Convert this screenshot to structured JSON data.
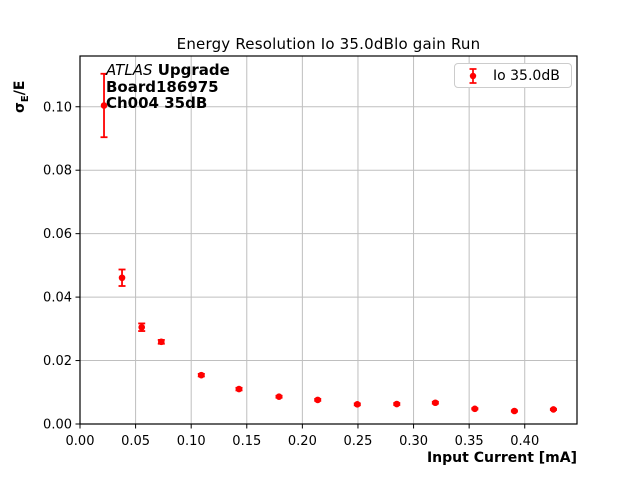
{
  "figure": {
    "title": "Energy Resolution Io 35.0dBlo gain Run",
    "xlabel": "Input Current [mA]",
    "ylabel_sigma": "σ",
    "ylabel_sub": "E",
    "ylabel_rest": "/E",
    "annotation": {
      "line1_italic": "ATLAS",
      "line1_bold": " Upgrade",
      "line2": "Board186975",
      "line3": "Ch004 35dB"
    },
    "legend": {
      "label": "Io 35.0dB"
    }
  },
  "colors": {
    "series": "#ff0000",
    "grid": "#bfbfbf",
    "spine": "#000000",
    "legend_border": "#cccccc",
    "text": "#000000"
  },
  "chart_data": {
    "type": "scatter",
    "title": "Energy Resolution Io 35.0dBlo gain Run",
    "xlabel": "Input Current [mA]",
    "ylabel": "σE/E",
    "grid": true,
    "legend_position": "upper right",
    "xlim": [
      0,
      0.447
    ],
    "ylim": [
      0,
      0.116
    ],
    "xticks": [
      0.0,
      0.05,
      0.1,
      0.15,
      0.2,
      0.25,
      0.3,
      0.35,
      0.4
    ],
    "xtick_labels": [
      "0.00",
      "0.05",
      "0.10",
      "0.15",
      "0.20",
      "0.25",
      "0.30",
      "0.35",
      "0.40"
    ],
    "yticks": [
      0.0,
      0.02,
      0.04,
      0.06,
      0.08,
      0.1
    ],
    "ytick_labels": [
      "0.00",
      "0.02",
      "0.04",
      "0.06",
      "0.08",
      "0.10"
    ],
    "series": [
      {
        "name": "Io 35.0dB",
        "marker": "circle",
        "color": "#ff0000",
        "x": [
          0.0216,
          0.0378,
          0.0555,
          0.0731,
          0.1091,
          0.143,
          0.179,
          0.2138,
          0.2494,
          0.2849,
          0.3196,
          0.3551,
          0.3907,
          0.4258
        ],
        "y": [
          0.1004,
          0.0461,
          0.0305,
          0.0259,
          0.0154,
          0.011,
          0.0086,
          0.0076,
          0.0062,
          0.0063,
          0.0067,
          0.0048,
          0.0041,
          0.0046
        ],
        "yerr": [
          0.01,
          0.0026,
          0.0012,
          0.0006,
          0.0004,
          0.0004,
          0.0003,
          0.0003,
          0.0003,
          0.0003,
          0.0003,
          0.0002,
          0.0002,
          0.0002
        ]
      }
    ]
  }
}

- - - -

### Work required
Copy the listing word for word, excluding its pictures.

### Solution to the exercise
Convert this screenshot to structured JSON data.
{
  "figure": {
    "title": "Energy Resolution Io 35.0dBlo gain Run",
    "xlabel": "Input Current [mA]",
    "ylabel_sigma": "σ",
    "ylabel_sub": "E",
    "ylabel_rest": "/E",
    "annotation": {
      "line1_italic": "ATLAS",
      "line1_bold": " Upgrade",
      "line2": "Board186975",
      "line3": "Ch004 35dB"
    },
    "legend": {
      "label": "Io 35.0dB"
    }
  },
  "colors": {
    "series": "#ff0000",
    "grid": "#bfbfbf",
    "spine": "#000000",
    "legend_border": "#cccccc",
    "text": "#000000"
  },
  "chart_data": {
    "type": "scatter",
    "title": "Energy Resolution Io 35.0dBlo gain Run",
    "xlabel": "Input Current [mA]",
    "ylabel": "σE/E",
    "grid": true,
    "legend_position": "upper right",
    "xlim": [
      0,
      0.447
    ],
    "ylim": [
      0,
      0.116
    ],
    "xticks": [
      0.0,
      0.05,
      0.1,
      0.15,
      0.2,
      0.25,
      0.3,
      0.35,
      0.4
    ],
    "xtick_labels": [
      "0.00",
      "0.05",
      "0.10",
      "0.15",
      "0.20",
      "0.25",
      "0.30",
      "0.35",
      "0.40"
    ],
    "yticks": [
      0.0,
      0.02,
      0.04,
      0.06,
      0.08,
      0.1
    ],
    "ytick_labels": [
      "0.00",
      "0.02",
      "0.04",
      "0.06",
      "0.08",
      "0.10"
    ],
    "series": [
      {
        "name": "Io 35.0dB",
        "marker": "circle",
        "color": "#ff0000",
        "x": [
          0.0216,
          0.0378,
          0.0555,
          0.0731,
          0.1091,
          0.143,
          0.179,
          0.2138,
          0.2494,
          0.2849,
          0.3196,
          0.3551,
          0.3907,
          0.4258
        ],
        "y": [
          0.1004,
          0.0461,
          0.0305,
          0.0259,
          0.0154,
          0.011,
          0.0086,
          0.0076,
          0.0062,
          0.0063,
          0.0067,
          0.0048,
          0.0041,
          0.0046
        ],
        "yerr": [
          0.01,
          0.0026,
          0.0012,
          0.0006,
          0.0004,
          0.0004,
          0.0003,
          0.0003,
          0.0003,
          0.0003,
          0.0003,
          0.0002,
          0.0002,
          0.0002
        ]
      }
    ]
  }
}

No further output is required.